--- Begin Available records ---
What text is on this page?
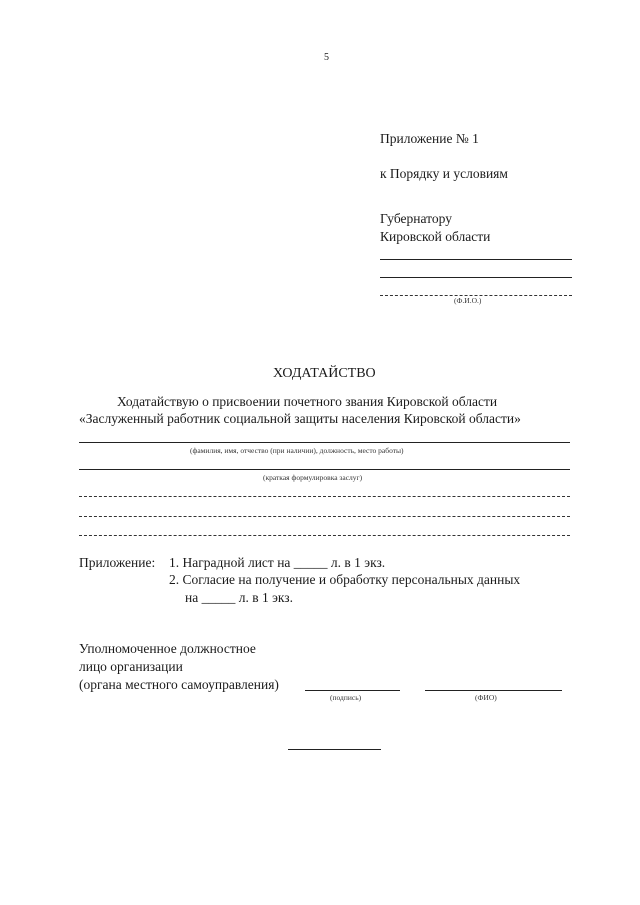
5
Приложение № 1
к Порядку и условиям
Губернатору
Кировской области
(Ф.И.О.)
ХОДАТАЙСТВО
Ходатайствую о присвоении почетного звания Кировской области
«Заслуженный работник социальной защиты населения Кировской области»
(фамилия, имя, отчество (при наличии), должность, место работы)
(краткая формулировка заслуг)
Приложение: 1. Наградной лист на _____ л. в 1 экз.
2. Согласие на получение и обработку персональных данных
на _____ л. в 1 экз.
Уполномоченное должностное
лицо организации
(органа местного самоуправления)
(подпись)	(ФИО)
--- End Available records ---
**Task brief**
Output the full set of records above without changing a word, and drop the images.

**The response**
What text is on this page?
5
Приложение № 1
к Порядку и условиям
Губернатору
Кировской области
(Ф.И.О.)
ХОДАТАЙСТВО
Ходатайствую о присвоении почетного звания Кировской области
«Заслуженный работник социальной защиты населения Кировской области»
(фамилия, имя, отчество (при наличии), должность, место работы)
(краткая формулировка заслуг)
Приложение: 1. Наградной лист на _____ л. в 1 экз.
2. Согласие на получение и обработку персональных данных
на _____ л. в 1 экз.
Уполномоченное должностное
лицо организации
(органа местного самоуправления)
(подпись)	(ФИО)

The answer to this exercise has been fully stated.